Given task: Output, please, every line from the line that holds "Give me a plain-text" to the end, exactly as written.

══ Entries

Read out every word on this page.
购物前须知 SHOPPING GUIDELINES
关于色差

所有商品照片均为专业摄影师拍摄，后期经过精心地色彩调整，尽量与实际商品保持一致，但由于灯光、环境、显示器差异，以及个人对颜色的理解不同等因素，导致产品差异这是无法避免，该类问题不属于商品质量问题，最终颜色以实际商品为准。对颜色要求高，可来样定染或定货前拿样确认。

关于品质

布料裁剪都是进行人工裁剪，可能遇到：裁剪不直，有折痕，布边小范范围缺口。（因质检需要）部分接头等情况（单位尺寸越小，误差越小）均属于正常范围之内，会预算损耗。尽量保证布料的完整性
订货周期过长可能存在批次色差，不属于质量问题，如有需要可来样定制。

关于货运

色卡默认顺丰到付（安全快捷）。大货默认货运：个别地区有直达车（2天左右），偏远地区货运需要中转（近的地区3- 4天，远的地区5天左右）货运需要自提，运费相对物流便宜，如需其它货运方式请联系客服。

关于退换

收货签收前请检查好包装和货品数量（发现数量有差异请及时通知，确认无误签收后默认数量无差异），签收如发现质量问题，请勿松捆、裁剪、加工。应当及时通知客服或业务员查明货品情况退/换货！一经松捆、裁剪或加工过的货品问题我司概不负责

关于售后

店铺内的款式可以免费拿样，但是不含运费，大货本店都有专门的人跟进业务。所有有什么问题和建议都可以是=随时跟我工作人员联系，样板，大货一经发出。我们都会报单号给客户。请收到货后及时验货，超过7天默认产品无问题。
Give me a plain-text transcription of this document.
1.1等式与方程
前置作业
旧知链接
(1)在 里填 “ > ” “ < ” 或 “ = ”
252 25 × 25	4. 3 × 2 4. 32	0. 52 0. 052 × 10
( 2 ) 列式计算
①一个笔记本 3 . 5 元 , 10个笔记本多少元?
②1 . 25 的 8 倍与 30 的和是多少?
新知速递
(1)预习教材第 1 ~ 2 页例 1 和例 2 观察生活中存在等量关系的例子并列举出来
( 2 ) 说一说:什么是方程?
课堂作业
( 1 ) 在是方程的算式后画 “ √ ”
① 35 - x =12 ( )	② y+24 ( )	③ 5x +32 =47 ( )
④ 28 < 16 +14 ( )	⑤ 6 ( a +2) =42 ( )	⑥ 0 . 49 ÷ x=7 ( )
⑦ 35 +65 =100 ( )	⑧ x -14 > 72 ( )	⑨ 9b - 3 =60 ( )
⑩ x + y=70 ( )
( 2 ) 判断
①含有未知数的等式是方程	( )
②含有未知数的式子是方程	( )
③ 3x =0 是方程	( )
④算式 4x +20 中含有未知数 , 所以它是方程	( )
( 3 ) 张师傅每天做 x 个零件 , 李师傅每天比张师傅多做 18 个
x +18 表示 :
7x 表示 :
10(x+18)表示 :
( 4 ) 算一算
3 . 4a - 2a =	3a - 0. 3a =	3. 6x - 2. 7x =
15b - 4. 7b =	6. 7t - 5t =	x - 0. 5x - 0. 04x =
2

════

Reply to the exercise:
Give me a plain-text transcription of this document.
1.1等式与方程
前置作业
旧知链接
(1)在 里填 “ > ” “ < ” 或 “ = ”
252 25 × 25	4. 3 × 2 4. 32	0. 52 0. 052 × 10
( 2 ) 列式计算
①一个笔记本 3 . 5 元 , 10个笔记本多少元?
②1 . 25 的 8 倍与 30 的和是多少?
新知速递
(1)预习教材第 1 ~ 2 页例 1 和例 2 观察生活中存在等量关系的例子并列举出来
( 2 ) 说一说:什么是方程?
课堂作业
( 1 ) 在是方程的算式后画 “ √ ”
① 35 - x =12 ( )	② y+24 ( )	③ 5x +32 =47 ( )
④ 28 < 16 +14 ( )	⑤ 6 ( a +2) =42 ( )	⑥ 0 . 49 ÷ x=7 ( )
⑦ 35 +65 =100 ( )	⑧ x -14 > 72 ( )	⑨ 9b - 3 =60 ( )
⑩ x + y=70 ( )
( 2 ) 判断
①含有未知数的等式是方程	( )
②含有未知数的式子是方程	( )
③ 3x =0 是方程	( )
④算式 4x +20 中含有未知数 , 所以它是方程	( )
( 3 ) 张师傅每天做 x 个零件 , 李师傅每天比张师傅多做 18 个
x +18 表示 :
7x 表示 :
10(x+18)表示 :
( 4 ) 算一算
3 . 4a - 2a =	3a - 0. 3a =	3. 6x - 2. 7x =
15b - 4. 7b =	6. 7t - 5t =	x - 0. 5x - 0. 04x =
2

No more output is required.